* _Task requirements_:
The records that follow need to be output exactly as they are.

Dataset listings of figures:
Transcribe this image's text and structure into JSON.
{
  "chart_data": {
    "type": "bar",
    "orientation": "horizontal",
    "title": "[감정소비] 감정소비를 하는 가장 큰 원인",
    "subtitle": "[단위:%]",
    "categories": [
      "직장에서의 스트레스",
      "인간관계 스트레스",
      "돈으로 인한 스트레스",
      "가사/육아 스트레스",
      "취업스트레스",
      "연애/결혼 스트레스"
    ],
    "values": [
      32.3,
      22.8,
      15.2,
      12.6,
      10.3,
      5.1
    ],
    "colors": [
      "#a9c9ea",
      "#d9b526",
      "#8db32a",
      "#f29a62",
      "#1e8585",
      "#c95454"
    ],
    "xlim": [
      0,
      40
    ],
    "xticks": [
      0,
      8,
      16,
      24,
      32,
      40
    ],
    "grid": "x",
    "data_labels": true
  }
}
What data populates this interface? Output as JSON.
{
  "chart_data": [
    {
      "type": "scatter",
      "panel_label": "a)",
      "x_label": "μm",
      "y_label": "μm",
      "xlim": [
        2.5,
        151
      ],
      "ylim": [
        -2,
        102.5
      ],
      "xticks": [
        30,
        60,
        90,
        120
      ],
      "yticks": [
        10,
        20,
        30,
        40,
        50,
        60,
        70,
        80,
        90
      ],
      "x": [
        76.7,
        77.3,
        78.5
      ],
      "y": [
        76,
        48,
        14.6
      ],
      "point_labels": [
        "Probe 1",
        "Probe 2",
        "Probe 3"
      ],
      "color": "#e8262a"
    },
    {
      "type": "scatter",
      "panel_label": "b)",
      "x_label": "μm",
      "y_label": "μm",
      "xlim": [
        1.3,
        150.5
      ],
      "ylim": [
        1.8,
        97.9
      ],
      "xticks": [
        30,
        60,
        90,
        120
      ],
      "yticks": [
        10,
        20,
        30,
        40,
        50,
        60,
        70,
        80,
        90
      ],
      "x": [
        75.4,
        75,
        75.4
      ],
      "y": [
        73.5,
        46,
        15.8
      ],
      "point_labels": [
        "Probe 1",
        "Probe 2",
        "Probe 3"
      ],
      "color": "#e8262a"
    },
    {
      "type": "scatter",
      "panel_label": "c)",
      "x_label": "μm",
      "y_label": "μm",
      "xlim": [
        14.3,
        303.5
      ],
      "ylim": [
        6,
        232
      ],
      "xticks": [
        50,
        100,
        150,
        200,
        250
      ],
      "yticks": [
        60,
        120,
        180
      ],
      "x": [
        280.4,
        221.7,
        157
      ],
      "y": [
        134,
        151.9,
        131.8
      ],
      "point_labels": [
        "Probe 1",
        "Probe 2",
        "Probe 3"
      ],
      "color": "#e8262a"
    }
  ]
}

* _In response_:
Transcribe this image's text and structure into JSON.
{
  "chart_data": {
    "type": "bar",
    "orientation": "horizontal",
    "title": "[감정소비] 감정소비를 하는 가장 큰 원인",
    "subtitle": "[단위:%]",
    "categories": [
      "직장에서의 스트레스",
      "인간관계 스트레스",
      "돈으로 인한 스트레스",
      "가사/육아 스트레스",
      "취업스트레스",
      "연애/결혼 스트레스"
    ],
    "values": [
      32.3,
      22.8,
      15.2,
      12.6,
      10.3,
      5.1
    ],
    "colors": [
      "#a9c9ea",
      "#d9b526",
      "#8db32a",
      "#f29a62",
      "#1e8585",
      "#c95454"
    ],
    "xlim": [
      0,
      40
    ],
    "xticks": [
      0,
      8,
      16,
      24,
      32,
      40
    ],
    "grid": "x",
    "data_labels": true
  }
}
What data populates this interface? Output as JSON.
{
  "chart_data": [
    {
      "type": "scatter",
      "panel_label": "a)",
      "x_label": "μm",
      "y_label": "μm",
      "xlim": [
        2.5,
        151
      ],
      "ylim": [
        -2,
        102.5
      ],
      "xticks": [
        30,
        60,
        90,
        120
      ],
      "yticks": [
        10,
        20,
        30,
        40,
        50,
        60,
        70,
        80,
        90
      ],
      "x": [
        76.7,
        77.3,
        78.5
      ],
      "y": [
        76,
        48,
        14.6
      ],
      "point_labels": [
        "Probe 1",
        "Probe 2",
        "Probe 3"
      ],
      "color": "#e8262a"
    },
    {
      "type": "scatter",
      "panel_label": "b)",
      "x_label": "μm",
      "y_label": "μm",
      "xlim": [
        1.3,
        150.5
      ],
      "ylim": [
        1.8,
        97.9
      ],
      "xticks": [
        30,
        60,
        90,
        120
      ],
      "yticks": [
        10,
        20,
        30,
        40,
        50,
        60,
        70,
        80,
        90
      ],
      "x": [
        75.4,
        75,
        75.4
      ],
      "y": [
        73.5,
        46,
        15.8
      ],
      "point_labels": [
        "Probe 1",
        "Probe 2",
        "Probe 3"
      ],
      "color": "#e8262a"
    },
    {
      "type": "scatter",
      "panel_label": "c)",
      "x_label": "μm",
      "y_label": "μm",
      "xlim": [
        14.3,
        303.5
      ],
      "ylim": [
        6,
        232
      ],
      "xticks": [
        50,
        100,
        150,
        200,
        250
      ],
      "yticks": [
        60,
        120,
        180
      ],
      "x": [
        280.4,
        221.7,
        157
      ],
      "y": [
        134,
        151.9,
        131.8
      ],
      "point_labels": [
        "Probe 1",
        "Probe 2",
        "Probe 3"
      ],
      "color": "#e8262a"
    }
  ]
}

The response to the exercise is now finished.